● **WHAT YOU ARE ASKED TO DO**: Skip every image and restate the data word for word.

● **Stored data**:
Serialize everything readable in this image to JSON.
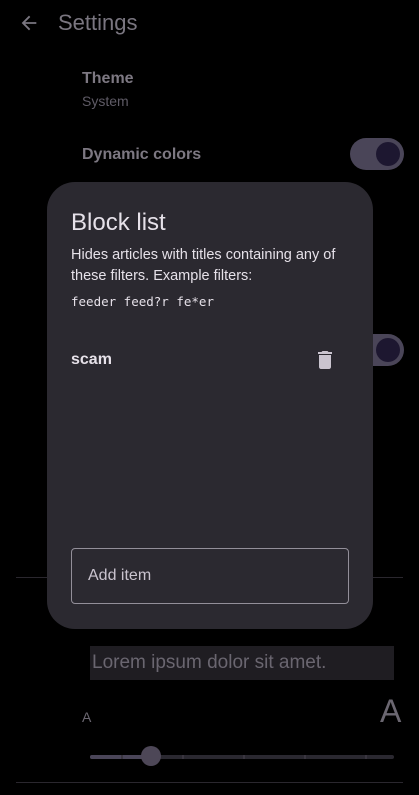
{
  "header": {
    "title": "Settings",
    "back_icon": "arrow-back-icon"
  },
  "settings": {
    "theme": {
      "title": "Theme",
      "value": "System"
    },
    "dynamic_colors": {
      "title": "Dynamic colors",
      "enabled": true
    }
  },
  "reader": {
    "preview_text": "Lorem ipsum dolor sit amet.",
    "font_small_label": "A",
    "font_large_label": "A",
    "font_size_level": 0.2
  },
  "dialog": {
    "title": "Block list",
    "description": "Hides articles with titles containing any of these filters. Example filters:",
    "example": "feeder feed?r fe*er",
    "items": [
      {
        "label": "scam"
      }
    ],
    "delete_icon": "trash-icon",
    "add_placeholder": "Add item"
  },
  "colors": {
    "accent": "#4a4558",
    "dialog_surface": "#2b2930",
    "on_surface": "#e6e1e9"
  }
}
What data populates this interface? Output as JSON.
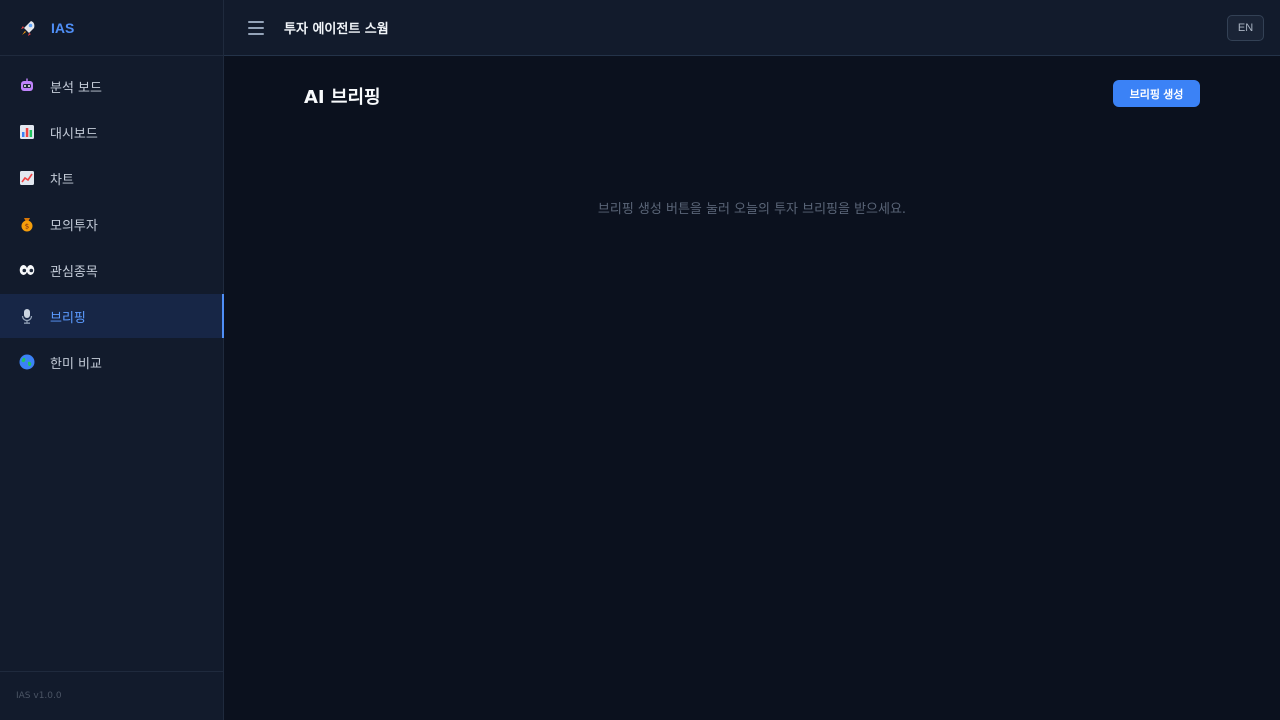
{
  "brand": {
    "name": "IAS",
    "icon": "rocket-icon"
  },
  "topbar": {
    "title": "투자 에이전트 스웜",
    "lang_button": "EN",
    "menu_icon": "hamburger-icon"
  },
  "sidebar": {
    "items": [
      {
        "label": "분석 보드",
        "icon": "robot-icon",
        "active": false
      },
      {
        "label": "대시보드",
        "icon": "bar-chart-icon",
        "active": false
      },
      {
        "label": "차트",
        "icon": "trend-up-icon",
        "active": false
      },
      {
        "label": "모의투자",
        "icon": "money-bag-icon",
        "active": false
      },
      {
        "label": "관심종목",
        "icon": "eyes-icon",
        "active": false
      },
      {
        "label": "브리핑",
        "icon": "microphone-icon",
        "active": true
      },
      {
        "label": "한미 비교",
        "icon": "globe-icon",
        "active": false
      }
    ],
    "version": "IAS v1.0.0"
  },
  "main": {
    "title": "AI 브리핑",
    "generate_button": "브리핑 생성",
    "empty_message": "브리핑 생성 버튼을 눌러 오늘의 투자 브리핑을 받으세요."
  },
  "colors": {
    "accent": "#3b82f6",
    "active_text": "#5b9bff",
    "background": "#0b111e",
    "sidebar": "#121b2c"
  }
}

● **ANSWER TO THIS PROBLEM**:
Serialize everything readable in this image to JSON.
{
  "header": {
    "title": "Settings",
    "back_icon": "arrow-back-icon"
  },
  "settings": {
    "theme": {
      "title": "Theme",
      "value": "System"
    },
    "dynamic_colors": {
      "title": "Dynamic colors",
      "enabled": true
    }
  },
  "reader": {
    "preview_text": "Lorem ipsum dolor sit amet.",
    "font_small_label": "A",
    "font_large_label": "A",
    "font_size_level": 0.2
  },
  "dialog": {
    "title": "Block list",
    "description": "Hides articles with titles containing any of these filters. Example filters:",
    "example": "feeder feed?r fe*er",
    "items": [
      {
        "label": "scam"
      }
    ],
    "delete_icon": "trash-icon",
    "add_placeholder": "Add item"
  },
  "colors": {
    "accent": "#4a4558",
    "dialog_surface": "#2b2930",
    "on_surface": "#e6e1e9"
  }
}
What data populates this interface? Output as JSON.
{
  "brand": {
    "name": "IAS",
    "icon": "rocket-icon"
  },
  "topbar": {
    "title": "투자 에이전트 스웜",
    "lang_button": "EN",
    "menu_icon": "hamburger-icon"
  },
  "sidebar": {
    "items": [
      {
        "label": "분석 보드",
        "icon": "robot-icon",
        "active": false
      },
      {
        "label": "대시보드",
        "icon": "bar-chart-icon",
        "active": false
      },
      {
        "label": "차트",
        "icon": "trend-up-icon",
        "active": false
      },
      {
        "label": "모의투자",
        "icon": "money-bag-icon",
        "active": false
      },
      {
        "label": "관심종목",
        "icon": "eyes-icon",
        "active": false
      },
      {
        "label": "브리핑",
        "icon": "microphone-icon",
        "active": true
      },
      {
        "label": "한미 비교",
        "icon": "globe-icon",
        "active": false
      }
    ],
    "version": "IAS v1.0.0"
  },
  "main": {
    "title": "AI 브리핑",
    "generate_button": "브리핑 생성",
    "empty_message": "브리핑 생성 버튼을 눌러 오늘의 투자 브리핑을 받으세요."
  },
  "colors": {
    "accent": "#3b82f6",
    "active_text": "#5b9bff",
    "background": "#0b111e",
    "sidebar": "#121b2c"
  }
}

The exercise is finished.